| Raw data |
* * * * *

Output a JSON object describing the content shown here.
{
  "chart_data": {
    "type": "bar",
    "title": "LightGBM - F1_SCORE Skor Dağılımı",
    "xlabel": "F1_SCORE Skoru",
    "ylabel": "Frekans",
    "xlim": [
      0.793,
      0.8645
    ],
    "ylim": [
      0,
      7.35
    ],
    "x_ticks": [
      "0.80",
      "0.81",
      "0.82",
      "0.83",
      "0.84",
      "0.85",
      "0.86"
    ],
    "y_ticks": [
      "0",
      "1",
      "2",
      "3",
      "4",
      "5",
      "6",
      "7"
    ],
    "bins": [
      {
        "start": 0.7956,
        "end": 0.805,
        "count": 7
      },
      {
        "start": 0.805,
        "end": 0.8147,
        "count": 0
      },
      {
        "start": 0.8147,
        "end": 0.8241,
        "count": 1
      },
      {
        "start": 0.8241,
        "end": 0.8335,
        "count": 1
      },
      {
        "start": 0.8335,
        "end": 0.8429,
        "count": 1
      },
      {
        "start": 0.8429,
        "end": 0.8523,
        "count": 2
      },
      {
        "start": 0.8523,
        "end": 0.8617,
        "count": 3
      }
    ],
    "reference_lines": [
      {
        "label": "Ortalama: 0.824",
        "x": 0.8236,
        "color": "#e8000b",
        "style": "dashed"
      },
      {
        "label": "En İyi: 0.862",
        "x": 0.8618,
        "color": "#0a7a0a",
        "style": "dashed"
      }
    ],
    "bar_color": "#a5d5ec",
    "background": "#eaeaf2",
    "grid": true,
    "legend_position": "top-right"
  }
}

* * * * *

| Exercise prompt |
Extract all the material, leaving every line as it is.

| Task solution |
Output a JSON object describing the content shown here.
{
  "chart_data": {
    "type": "bar",
    "title": "LightGBM - F1_SCORE Skor Dağılımı",
    "xlabel": "F1_SCORE Skoru",
    "ylabel": "Frekans",
    "xlim": [
      0.793,
      0.8645
    ],
    "ylim": [
      0,
      7.35
    ],
    "x_ticks": [
      "0.80",
      "0.81",
      "0.82",
      "0.83",
      "0.84",
      "0.85",
      "0.86"
    ],
    "y_ticks": [
      "0",
      "1",
      "2",
      "3",
      "4",
      "5",
      "6",
      "7"
    ],
    "bins": [
      {
        "start": 0.7956,
        "end": 0.805,
        "count": 7
      },
      {
        "start": 0.805,
        "end": 0.8147,
        "count": 0
      },
      {
        "start": 0.8147,
        "end": 0.8241,
        "count": 1
      },
      {
        "start": 0.8241,
        "end": 0.8335,
        "count": 1
      },
      {
        "start": 0.8335,
        "end": 0.8429,
        "count": 1
      },
      {
        "start": 0.8429,
        "end": 0.8523,
        "count": 2
      },
      {
        "start": 0.8523,
        "end": 0.8617,
        "count": 3
      }
    ],
    "reference_lines": [
      {
        "label": "Ortalama: 0.824",
        "x": 0.8236,
        "color": "#e8000b",
        "style": "dashed"
      },
      {
        "label": "En İyi: 0.862",
        "x": 0.8618,
        "color": "#0a7a0a",
        "style": "dashed"
      }
    ],
    "bar_color": "#a5d5ec",
    "background": "#eaeaf2",
    "grid": true,
    "legend_position": "top-right"
  }
}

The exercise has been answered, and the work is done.